Short exercise -> Retype the material word for word.
━━━ Data to use ━━━
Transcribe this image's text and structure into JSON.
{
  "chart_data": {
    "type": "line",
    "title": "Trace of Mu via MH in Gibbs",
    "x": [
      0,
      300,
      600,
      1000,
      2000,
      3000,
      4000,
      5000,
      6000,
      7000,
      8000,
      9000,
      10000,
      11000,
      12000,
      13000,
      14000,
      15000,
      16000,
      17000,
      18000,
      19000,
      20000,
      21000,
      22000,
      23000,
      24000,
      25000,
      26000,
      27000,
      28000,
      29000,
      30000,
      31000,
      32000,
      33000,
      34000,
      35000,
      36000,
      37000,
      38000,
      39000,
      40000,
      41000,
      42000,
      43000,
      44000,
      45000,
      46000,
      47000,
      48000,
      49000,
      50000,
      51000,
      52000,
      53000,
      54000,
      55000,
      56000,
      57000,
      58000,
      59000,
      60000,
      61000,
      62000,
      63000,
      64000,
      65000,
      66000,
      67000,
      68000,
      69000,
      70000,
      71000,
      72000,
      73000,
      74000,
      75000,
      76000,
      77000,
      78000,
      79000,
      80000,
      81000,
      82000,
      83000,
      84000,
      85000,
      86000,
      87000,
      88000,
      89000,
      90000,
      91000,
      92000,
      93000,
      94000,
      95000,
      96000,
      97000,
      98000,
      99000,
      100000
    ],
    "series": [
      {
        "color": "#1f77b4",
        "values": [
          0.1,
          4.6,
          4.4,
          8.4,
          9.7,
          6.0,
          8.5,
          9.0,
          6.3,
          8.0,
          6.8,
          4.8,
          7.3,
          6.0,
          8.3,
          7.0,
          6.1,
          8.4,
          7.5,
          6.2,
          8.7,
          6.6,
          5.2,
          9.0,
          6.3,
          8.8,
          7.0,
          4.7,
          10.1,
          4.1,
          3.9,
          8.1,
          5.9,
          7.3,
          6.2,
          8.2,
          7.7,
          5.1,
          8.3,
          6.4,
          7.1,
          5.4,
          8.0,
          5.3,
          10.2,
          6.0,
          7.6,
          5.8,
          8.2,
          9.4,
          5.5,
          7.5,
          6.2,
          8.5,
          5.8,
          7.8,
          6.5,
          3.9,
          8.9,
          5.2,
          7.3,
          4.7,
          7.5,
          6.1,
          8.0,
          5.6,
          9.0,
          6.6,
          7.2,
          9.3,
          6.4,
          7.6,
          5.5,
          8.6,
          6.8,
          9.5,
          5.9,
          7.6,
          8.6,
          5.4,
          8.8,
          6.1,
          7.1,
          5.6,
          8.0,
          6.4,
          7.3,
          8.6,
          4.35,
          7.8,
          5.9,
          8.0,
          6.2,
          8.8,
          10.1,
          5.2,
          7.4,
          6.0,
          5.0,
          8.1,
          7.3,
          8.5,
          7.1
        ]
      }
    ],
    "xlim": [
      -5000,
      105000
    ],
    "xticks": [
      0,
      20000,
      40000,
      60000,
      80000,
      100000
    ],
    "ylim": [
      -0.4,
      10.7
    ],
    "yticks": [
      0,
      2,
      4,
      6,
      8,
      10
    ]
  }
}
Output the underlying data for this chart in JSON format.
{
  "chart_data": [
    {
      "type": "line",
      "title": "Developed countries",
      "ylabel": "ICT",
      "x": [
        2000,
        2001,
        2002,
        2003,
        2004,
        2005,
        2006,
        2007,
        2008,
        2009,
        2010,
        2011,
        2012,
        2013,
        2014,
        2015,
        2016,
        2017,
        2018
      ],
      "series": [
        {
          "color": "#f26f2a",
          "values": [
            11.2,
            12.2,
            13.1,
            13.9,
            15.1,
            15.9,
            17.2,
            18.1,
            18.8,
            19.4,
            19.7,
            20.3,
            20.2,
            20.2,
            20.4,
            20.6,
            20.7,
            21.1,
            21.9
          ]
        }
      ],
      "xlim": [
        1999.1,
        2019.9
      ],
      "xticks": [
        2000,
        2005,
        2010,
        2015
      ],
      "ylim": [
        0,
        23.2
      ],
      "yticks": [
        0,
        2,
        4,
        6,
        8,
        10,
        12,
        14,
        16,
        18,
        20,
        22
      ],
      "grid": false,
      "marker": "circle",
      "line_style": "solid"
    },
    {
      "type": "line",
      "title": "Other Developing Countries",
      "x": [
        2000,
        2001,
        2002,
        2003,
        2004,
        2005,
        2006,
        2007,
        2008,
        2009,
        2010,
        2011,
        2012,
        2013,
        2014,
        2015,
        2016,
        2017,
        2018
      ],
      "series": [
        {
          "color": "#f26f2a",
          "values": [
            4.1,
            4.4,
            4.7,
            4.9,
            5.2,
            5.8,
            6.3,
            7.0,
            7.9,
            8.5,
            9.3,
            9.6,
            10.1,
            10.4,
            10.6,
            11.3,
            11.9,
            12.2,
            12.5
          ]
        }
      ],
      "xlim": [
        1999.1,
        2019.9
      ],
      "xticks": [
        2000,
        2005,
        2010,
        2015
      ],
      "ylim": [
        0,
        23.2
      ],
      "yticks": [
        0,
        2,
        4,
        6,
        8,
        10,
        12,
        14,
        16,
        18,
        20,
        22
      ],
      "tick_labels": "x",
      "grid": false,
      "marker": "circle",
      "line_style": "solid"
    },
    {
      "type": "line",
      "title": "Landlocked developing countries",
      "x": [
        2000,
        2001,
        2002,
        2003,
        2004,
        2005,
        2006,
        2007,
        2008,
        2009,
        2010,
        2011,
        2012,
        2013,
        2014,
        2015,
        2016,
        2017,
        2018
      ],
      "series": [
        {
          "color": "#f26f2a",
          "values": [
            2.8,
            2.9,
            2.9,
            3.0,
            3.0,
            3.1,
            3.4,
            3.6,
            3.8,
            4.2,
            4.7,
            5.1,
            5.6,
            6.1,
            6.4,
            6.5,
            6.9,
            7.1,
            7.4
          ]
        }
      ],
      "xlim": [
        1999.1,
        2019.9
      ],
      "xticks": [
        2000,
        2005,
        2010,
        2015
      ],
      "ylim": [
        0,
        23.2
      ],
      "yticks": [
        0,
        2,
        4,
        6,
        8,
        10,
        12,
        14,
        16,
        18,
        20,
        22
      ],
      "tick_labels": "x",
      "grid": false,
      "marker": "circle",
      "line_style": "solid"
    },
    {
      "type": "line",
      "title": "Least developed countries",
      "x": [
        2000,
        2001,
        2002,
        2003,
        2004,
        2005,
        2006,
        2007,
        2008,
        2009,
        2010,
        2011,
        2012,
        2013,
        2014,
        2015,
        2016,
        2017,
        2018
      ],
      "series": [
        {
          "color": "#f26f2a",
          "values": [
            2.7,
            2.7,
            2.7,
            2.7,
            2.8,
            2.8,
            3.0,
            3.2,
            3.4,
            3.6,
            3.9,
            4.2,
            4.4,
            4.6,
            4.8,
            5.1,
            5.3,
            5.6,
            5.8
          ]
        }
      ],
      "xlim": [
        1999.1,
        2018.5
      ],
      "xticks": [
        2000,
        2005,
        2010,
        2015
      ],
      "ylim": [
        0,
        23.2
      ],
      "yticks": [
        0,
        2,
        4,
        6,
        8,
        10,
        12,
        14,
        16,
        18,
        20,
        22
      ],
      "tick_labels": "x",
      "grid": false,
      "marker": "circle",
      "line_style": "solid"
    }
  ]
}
━━━
Reply to the exercise ->
Transcribe this image's text and structure into JSON.
{
  "chart_data": {
    "type": "line",
    "title": "Trace of Mu via MH in Gibbs",
    "x": [
      0,
      300,
      600,
      1000,
      2000,
      3000,
      4000,
      5000,
      6000,
      7000,
      8000,
      9000,
      10000,
      11000,
      12000,
      13000,
      14000,
      15000,
      16000,
      17000,
      18000,
      19000,
      20000,
      21000,
      22000,
      23000,
      24000,
      25000,
      26000,
      27000,
      28000,
      29000,
      30000,
      31000,
      32000,
      33000,
      34000,
      35000,
      36000,
      37000,
      38000,
      39000,
      40000,
      41000,
      42000,
      43000,
      44000,
      45000,
      46000,
      47000,
      48000,
      49000,
      50000,
      51000,
      52000,
      53000,
      54000,
      55000,
      56000,
      57000,
      58000,
      59000,
      60000,
      61000,
      62000,
      63000,
      64000,
      65000,
      66000,
      67000,
      68000,
      69000,
      70000,
      71000,
      72000,
      73000,
      74000,
      75000,
      76000,
      77000,
      78000,
      79000,
      80000,
      81000,
      82000,
      83000,
      84000,
      85000,
      86000,
      87000,
      88000,
      89000,
      90000,
      91000,
      92000,
      93000,
      94000,
      95000,
      96000,
      97000,
      98000,
      99000,
      100000
    ],
    "series": [
      {
        "color": "#1f77b4",
        "values": [
          0.1,
          4.6,
          4.4,
          8.4,
          9.7,
          6.0,
          8.5,
          9.0,
          6.3,
          8.0,
          6.8,
          4.8,
          7.3,
          6.0,
          8.3,
          7.0,
          6.1,
          8.4,
          7.5,
          6.2,
          8.7,
          6.6,
          5.2,
          9.0,
          6.3,
          8.8,
          7.0,
          4.7,
          10.1,
          4.1,
          3.9,
          8.1,
          5.9,
          7.3,
          6.2,
          8.2,
          7.7,
          5.1,
          8.3,
          6.4,
          7.1,
          5.4,
          8.0,
          5.3,
          10.2,
          6.0,
          7.6,
          5.8,
          8.2,
          9.4,
          5.5,
          7.5,
          6.2,
          8.5,
          5.8,
          7.8,
          6.5,
          3.9,
          8.9,
          5.2,
          7.3,
          4.7,
          7.5,
          6.1,
          8.0,
          5.6,
          9.0,
          6.6,
          7.2,
          9.3,
          6.4,
          7.6,
          5.5,
          8.6,
          6.8,
          9.5,
          5.9,
          7.6,
          8.6,
          5.4,
          8.8,
          6.1,
          7.1,
          5.6,
          8.0,
          6.4,
          7.3,
          8.6,
          4.35,
          7.8,
          5.9,
          8.0,
          6.2,
          8.8,
          10.1,
          5.2,
          7.4,
          6.0,
          5.0,
          8.1,
          7.3,
          8.5,
          7.1
        ]
      }
    ],
    "xlim": [
      -5000,
      105000
    ],
    "xticks": [
      0,
      20000,
      40000,
      60000,
      80000,
      100000
    ],
    "ylim": [
      -0.4,
      10.7
    ],
    "yticks": [
      0,
      2,
      4,
      6,
      8,
      10
    ]
  }
}
Output the underlying data for this chart in JSON format.
{
  "chart_data": [
    {
      "type": "line",
      "title": "Developed countries",
      "ylabel": "ICT",
      "x": [
        2000,
        2001,
        2002,
        2003,
        2004,
        2005,
        2006,
        2007,
        2008,
        2009,
        2010,
        2011,
        2012,
        2013,
        2014,
        2015,
        2016,
        2017,
        2018
      ],
      "series": [
        {
          "color": "#f26f2a",
          "values": [
            11.2,
            12.2,
            13.1,
            13.9,
            15.1,
            15.9,
            17.2,
            18.1,
            18.8,
            19.4,
            19.7,
            20.3,
            20.2,
            20.2,
            20.4,
            20.6,
            20.7,
            21.1,
            21.9
          ]
        }
      ],
      "xlim": [
        1999.1,
        2019.9
      ],
      "xticks": [
        2000,
        2005,
        2010,
        2015
      ],
      "ylim": [
        0,
        23.2
      ],
      "yticks": [
        0,
        2,
        4,
        6,
        8,
        10,
        12,
        14,
        16,
        18,
        20,
        22
      ],
      "grid": false,
      "marker": "circle",
      "line_style": "solid"
    },
    {
      "type": "line",
      "title": "Other Developing Countries",
      "x": [
        2000,
        2001,
        2002,
        2003,
        2004,
        2005,
        2006,
        2007,
        2008,
        2009,
        2010,
        2011,
        2012,
        2013,
        2014,
        2015,
        2016,
        2017,
        2018
      ],
      "series": [
        {
          "color": "#f26f2a",
          "values": [
            4.1,
            4.4,
            4.7,
            4.9,
            5.2,
            5.8,
            6.3,
            7.0,
            7.9,
            8.5,
            9.3,
            9.6,
            10.1,
            10.4,
            10.6,
            11.3,
            11.9,
            12.2,
            12.5
          ]
        }
      ],
      "xlim": [
        1999.1,
        2019.9
      ],
      "xticks": [
        2000,
        2005,
        2010,
        2015
      ],
      "ylim": [
        0,
        23.2
      ],
      "yticks": [
        0,
        2,
        4,
        6,
        8,
        10,
        12,
        14,
        16,
        18,
        20,
        22
      ],
      "tick_labels": "x",
      "grid": false,
      "marker": "circle",
      "line_style": "solid"
    },
    {
      "type": "line",
      "title": "Landlocked developing countries",
      "x": [
        2000,
        2001,
        2002,
        2003,
        2004,
        2005,
        2006,
        2007,
        2008,
        2009,
        2010,
        2011,
        2012,
        2013,
        2014,
        2015,
        2016,
        2017,
        2018
      ],
      "series": [
        {
          "color": "#f26f2a",
          "values": [
            2.8,
            2.9,
            2.9,
            3.0,
            3.0,
            3.1,
            3.4,
            3.6,
            3.8,
            4.2,
            4.7,
            5.1,
            5.6,
            6.1,
            6.4,
            6.5,
            6.9,
            7.1,
            7.4
          ]
        }
      ],
      "xlim": [
        1999.1,
        2019.9
      ],
      "xticks": [
        2000,
        2005,
        2010,
        2015
      ],
      "ylim": [
        0,
        23.2
      ],
      "yticks": [
        0,
        2,
        4,
        6,
        8,
        10,
        12,
        14,
        16,
        18,
        20,
        22
      ],
      "tick_labels": "x",
      "grid": false,
      "marker": "circle",
      "line_style": "solid"
    },
    {
      "type": "line",
      "title": "Least developed countries",
      "x": [
        2000,
        2001,
        2002,
        2003,
        2004,
        2005,
        2006,
        2007,
        2008,
        2009,
        2010,
        2011,
        2012,
        2013,
        2014,
        2015,
        2016,
        2017,
        2018
      ],
      "series": [
        {
          "color": "#f26f2a",
          "values": [
            2.7,
            2.7,
            2.7,
            2.7,
            2.8,
            2.8,
            3.0,
            3.2,
            3.4,
            3.6,
            3.9,
            4.2,
            4.4,
            4.6,
            4.8,
            5.1,
            5.3,
            5.6,
            5.8
          ]
        }
      ],
      "xlim": [
        1999.1,
        2018.5
      ],
      "xticks": [
        2000,
        2005,
        2010,
        2015
      ],
      "ylim": [
        0,
        23.2
      ],
      "yticks": [
        0,
        2,
        4,
        6,
        8,
        10,
        12,
        14,
        16,
        18,
        20,
        22
      ],
      "tick_labels": "x",
      "grid": false,
      "marker": "circle",
      "line_style": "solid"
    }
  ]
}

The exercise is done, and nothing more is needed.